■ **Provided entries**:
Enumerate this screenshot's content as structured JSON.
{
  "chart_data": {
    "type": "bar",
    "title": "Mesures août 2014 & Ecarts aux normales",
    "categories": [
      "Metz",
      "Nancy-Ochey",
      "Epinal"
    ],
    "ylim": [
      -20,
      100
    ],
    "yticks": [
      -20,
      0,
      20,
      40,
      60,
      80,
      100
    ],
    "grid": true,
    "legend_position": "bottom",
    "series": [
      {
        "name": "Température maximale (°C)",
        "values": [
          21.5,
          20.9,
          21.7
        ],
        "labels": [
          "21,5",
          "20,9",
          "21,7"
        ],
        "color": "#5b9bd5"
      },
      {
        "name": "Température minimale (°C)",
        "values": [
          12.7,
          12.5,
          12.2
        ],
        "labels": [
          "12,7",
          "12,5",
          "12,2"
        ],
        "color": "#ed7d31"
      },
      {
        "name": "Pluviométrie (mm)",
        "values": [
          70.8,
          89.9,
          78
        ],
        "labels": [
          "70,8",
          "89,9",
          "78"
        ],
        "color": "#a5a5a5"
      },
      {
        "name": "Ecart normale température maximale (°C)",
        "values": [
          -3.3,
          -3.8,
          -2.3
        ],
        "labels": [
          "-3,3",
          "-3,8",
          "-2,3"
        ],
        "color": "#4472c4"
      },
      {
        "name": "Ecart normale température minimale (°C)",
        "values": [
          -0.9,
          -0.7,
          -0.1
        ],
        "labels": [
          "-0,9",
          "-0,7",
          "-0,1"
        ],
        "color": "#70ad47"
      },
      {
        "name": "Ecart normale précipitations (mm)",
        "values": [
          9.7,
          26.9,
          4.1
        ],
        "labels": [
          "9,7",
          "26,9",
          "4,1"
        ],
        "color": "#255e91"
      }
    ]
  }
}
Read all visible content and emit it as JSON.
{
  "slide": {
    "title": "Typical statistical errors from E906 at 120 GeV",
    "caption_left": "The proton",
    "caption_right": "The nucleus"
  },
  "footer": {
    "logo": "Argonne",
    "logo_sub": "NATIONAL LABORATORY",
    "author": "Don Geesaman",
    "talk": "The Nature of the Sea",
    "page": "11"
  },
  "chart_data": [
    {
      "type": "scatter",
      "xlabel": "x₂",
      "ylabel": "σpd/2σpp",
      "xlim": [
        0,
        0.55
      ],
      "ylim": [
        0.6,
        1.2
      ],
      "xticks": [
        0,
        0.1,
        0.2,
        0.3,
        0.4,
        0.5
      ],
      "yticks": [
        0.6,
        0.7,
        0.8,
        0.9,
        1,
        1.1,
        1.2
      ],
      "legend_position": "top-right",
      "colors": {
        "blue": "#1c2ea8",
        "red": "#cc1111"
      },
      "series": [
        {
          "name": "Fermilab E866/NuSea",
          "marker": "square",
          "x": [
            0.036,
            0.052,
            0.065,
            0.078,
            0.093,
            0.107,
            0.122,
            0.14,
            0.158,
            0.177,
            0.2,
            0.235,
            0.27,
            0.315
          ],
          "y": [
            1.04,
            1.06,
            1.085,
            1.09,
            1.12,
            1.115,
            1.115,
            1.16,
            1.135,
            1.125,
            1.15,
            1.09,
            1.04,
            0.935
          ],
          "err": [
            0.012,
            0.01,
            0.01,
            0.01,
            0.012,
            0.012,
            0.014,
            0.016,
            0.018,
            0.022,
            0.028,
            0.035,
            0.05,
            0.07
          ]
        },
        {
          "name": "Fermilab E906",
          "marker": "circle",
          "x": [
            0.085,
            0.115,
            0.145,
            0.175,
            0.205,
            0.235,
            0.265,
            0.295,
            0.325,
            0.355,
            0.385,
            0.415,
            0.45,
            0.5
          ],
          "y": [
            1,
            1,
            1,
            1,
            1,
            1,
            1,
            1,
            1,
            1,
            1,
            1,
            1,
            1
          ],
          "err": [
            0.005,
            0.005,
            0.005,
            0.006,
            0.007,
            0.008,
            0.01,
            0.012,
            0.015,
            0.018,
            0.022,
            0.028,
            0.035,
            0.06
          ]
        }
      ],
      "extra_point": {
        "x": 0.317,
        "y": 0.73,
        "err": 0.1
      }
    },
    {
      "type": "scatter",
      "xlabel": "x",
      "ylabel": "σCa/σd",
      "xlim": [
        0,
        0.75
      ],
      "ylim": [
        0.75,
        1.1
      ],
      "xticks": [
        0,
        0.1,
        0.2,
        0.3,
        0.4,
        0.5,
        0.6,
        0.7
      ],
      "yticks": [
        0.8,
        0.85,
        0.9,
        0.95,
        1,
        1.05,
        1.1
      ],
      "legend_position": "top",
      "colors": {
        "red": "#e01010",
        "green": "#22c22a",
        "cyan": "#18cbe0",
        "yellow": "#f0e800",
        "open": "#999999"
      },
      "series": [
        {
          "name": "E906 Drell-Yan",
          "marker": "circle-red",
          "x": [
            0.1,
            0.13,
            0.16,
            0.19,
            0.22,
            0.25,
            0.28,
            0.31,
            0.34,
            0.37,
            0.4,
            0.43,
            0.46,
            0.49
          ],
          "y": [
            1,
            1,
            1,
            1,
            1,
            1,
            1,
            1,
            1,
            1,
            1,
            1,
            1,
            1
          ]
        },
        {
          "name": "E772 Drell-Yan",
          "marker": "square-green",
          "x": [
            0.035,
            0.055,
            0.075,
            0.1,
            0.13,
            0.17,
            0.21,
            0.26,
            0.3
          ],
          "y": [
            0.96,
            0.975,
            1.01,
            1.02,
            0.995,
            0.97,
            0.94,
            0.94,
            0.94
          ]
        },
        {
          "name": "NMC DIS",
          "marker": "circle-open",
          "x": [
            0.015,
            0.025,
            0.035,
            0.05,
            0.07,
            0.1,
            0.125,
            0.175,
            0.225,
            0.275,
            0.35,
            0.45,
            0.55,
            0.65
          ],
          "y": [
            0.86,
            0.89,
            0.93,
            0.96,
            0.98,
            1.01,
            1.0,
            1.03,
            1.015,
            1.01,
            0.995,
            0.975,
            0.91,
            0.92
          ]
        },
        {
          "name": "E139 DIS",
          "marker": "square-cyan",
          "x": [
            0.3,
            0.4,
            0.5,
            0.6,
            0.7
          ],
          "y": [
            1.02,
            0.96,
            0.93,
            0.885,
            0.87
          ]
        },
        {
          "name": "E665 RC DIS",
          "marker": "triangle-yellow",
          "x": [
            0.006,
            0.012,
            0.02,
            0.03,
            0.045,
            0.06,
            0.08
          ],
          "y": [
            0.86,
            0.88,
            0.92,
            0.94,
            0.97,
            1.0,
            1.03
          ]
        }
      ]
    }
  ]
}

■ **Do this**: Repeat the listing above without any change.

■ **Response**:
Enumerate this screenshot's content as structured JSON.
{
  "chart_data": {
    "type": "bar",
    "title": "Mesures août 2014 & Ecarts aux normales",
    "categories": [
      "Metz",
      "Nancy-Ochey",
      "Epinal"
    ],
    "ylim": [
      -20,
      100
    ],
    "yticks": [
      -20,
      0,
      20,
      40,
      60,
      80,
      100
    ],
    "grid": true,
    "legend_position": "bottom",
    "series": [
      {
        "name": "Température maximale (°C)",
        "values": [
          21.5,
          20.9,
          21.7
        ],
        "labels": [
          "21,5",
          "20,9",
          "21,7"
        ],
        "color": "#5b9bd5"
      },
      {
        "name": "Température minimale (°C)",
        "values": [
          12.7,
          12.5,
          12.2
        ],
        "labels": [
          "12,7",
          "12,5",
          "12,2"
        ],
        "color": "#ed7d31"
      },
      {
        "name": "Pluviométrie (mm)",
        "values": [
          70.8,
          89.9,
          78
        ],
        "labels": [
          "70,8",
          "89,9",
          "78"
        ],
        "color": "#a5a5a5"
      },
      {
        "name": "Ecart normale température maximale (°C)",
        "values": [
          -3.3,
          -3.8,
          -2.3
        ],
        "labels": [
          "-3,3",
          "-3,8",
          "-2,3"
        ],
        "color": "#4472c4"
      },
      {
        "name": "Ecart normale température minimale (°C)",
        "values": [
          -0.9,
          -0.7,
          -0.1
        ],
        "labels": [
          "-0,9",
          "-0,7",
          "-0,1"
        ],
        "color": "#70ad47"
      },
      {
        "name": "Ecart normale précipitations (mm)",
        "values": [
          9.7,
          26.9,
          4.1
        ],
        "labels": [
          "9,7",
          "26,9",
          "4,1"
        ],
        "color": "#255e91"
      }
    ]
  }
}
Read all visible content and emit it as JSON.
{
  "slide": {
    "title": "Typical statistical errors from E906 at 120 GeV",
    "caption_left": "The proton",
    "caption_right": "The nucleus"
  },
  "footer": {
    "logo": "Argonne",
    "logo_sub": "NATIONAL LABORATORY",
    "author": "Don Geesaman",
    "talk": "The Nature of the Sea",
    "page": "11"
  },
  "chart_data": [
    {
      "type": "scatter",
      "xlabel": "x₂",
      "ylabel": "σpd/2σpp",
      "xlim": [
        0,
        0.55
      ],
      "ylim": [
        0.6,
        1.2
      ],
      "xticks": [
        0,
        0.1,
        0.2,
        0.3,
        0.4,
        0.5
      ],
      "yticks": [
        0.6,
        0.7,
        0.8,
        0.9,
        1,
        1.1,
        1.2
      ],
      "legend_position": "top-right",
      "colors": {
        "blue": "#1c2ea8",
        "red": "#cc1111"
      },
      "series": [
        {
          "name": "Fermilab E866/NuSea",
          "marker": "square",
          "x": [
            0.036,
            0.052,
            0.065,
            0.078,
            0.093,
            0.107,
            0.122,
            0.14,
            0.158,
            0.177,
            0.2,
            0.235,
            0.27,
            0.315
          ],
          "y": [
            1.04,
            1.06,
            1.085,
            1.09,
            1.12,
            1.115,
            1.115,
            1.16,
            1.135,
            1.125,
            1.15,
            1.09,
            1.04,
            0.935
          ],
          "err": [
            0.012,
            0.01,
            0.01,
            0.01,
            0.012,
            0.012,
            0.014,
            0.016,
            0.018,
            0.022,
            0.028,
            0.035,
            0.05,
            0.07
          ]
        },
        {
          "name": "Fermilab E906",
          "marker": "circle",
          "x": [
            0.085,
            0.115,
            0.145,
            0.175,
            0.205,
            0.235,
            0.265,
            0.295,
            0.325,
            0.355,
            0.385,
            0.415,
            0.45,
            0.5
          ],
          "y": [
            1,
            1,
            1,
            1,
            1,
            1,
            1,
            1,
            1,
            1,
            1,
            1,
            1,
            1
          ],
          "err": [
            0.005,
            0.005,
            0.005,
            0.006,
            0.007,
            0.008,
            0.01,
            0.012,
            0.015,
            0.018,
            0.022,
            0.028,
            0.035,
            0.06
          ]
        }
      ],
      "extra_point": {
        "x": 0.317,
        "y": 0.73,
        "err": 0.1
      }
    },
    {
      "type": "scatter",
      "xlabel": "x",
      "ylabel": "σCa/σd",
      "xlim": [
        0,
        0.75
      ],
      "ylim": [
        0.75,
        1.1
      ],
      "xticks": [
        0,
        0.1,
        0.2,
        0.3,
        0.4,
        0.5,
        0.6,
        0.7
      ],
      "yticks": [
        0.8,
        0.85,
        0.9,
        0.95,
        1,
        1.05,
        1.1
      ],
      "legend_position": "top",
      "colors": {
        "red": "#e01010",
        "green": "#22c22a",
        "cyan": "#18cbe0",
        "yellow": "#f0e800",
        "open": "#999999"
      },
      "series": [
        {
          "name": "E906 Drell-Yan",
          "marker": "circle-red",
          "x": [
            0.1,
            0.13,
            0.16,
            0.19,
            0.22,
            0.25,
            0.28,
            0.31,
            0.34,
            0.37,
            0.4,
            0.43,
            0.46,
            0.49
          ],
          "y": [
            1,
            1,
            1,
            1,
            1,
            1,
            1,
            1,
            1,
            1,
            1,
            1,
            1,
            1
          ]
        },
        {
          "name": "E772 Drell-Yan",
          "marker": "square-green",
          "x": [
            0.035,
            0.055,
            0.075,
            0.1,
            0.13,
            0.17,
            0.21,
            0.26,
            0.3
          ],
          "y": [
            0.96,
            0.975,
            1.01,
            1.02,
            0.995,
            0.97,
            0.94,
            0.94,
            0.94
          ]
        },
        {
          "name": "NMC DIS",
          "marker": "circle-open",
          "x": [
            0.015,
            0.025,
            0.035,
            0.05,
            0.07,
            0.1,
            0.125,
            0.175,
            0.225,
            0.275,
            0.35,
            0.45,
            0.55,
            0.65
          ],
          "y": [
            0.86,
            0.89,
            0.93,
            0.96,
            0.98,
            1.01,
            1.0,
            1.03,
            1.015,
            1.01,
            0.995,
            0.975,
            0.91,
            0.92
          ]
        },
        {
          "name": "E139 DIS",
          "marker": "square-cyan",
          "x": [
            0.3,
            0.4,
            0.5,
            0.6,
            0.7
          ],
          "y": [
            1.02,
            0.96,
            0.93,
            0.885,
            0.87
          ]
        },
        {
          "name": "E665 RC DIS",
          "marker": "triangle-yellow",
          "x": [
            0.006,
            0.012,
            0.02,
            0.03,
            0.045,
            0.06,
            0.08
          ],
          "y": [
            0.86,
            0.88,
            0.92,
            0.94,
            0.97,
            1.0,
            1.03
          ]
        }
      ]
    }
  ]
}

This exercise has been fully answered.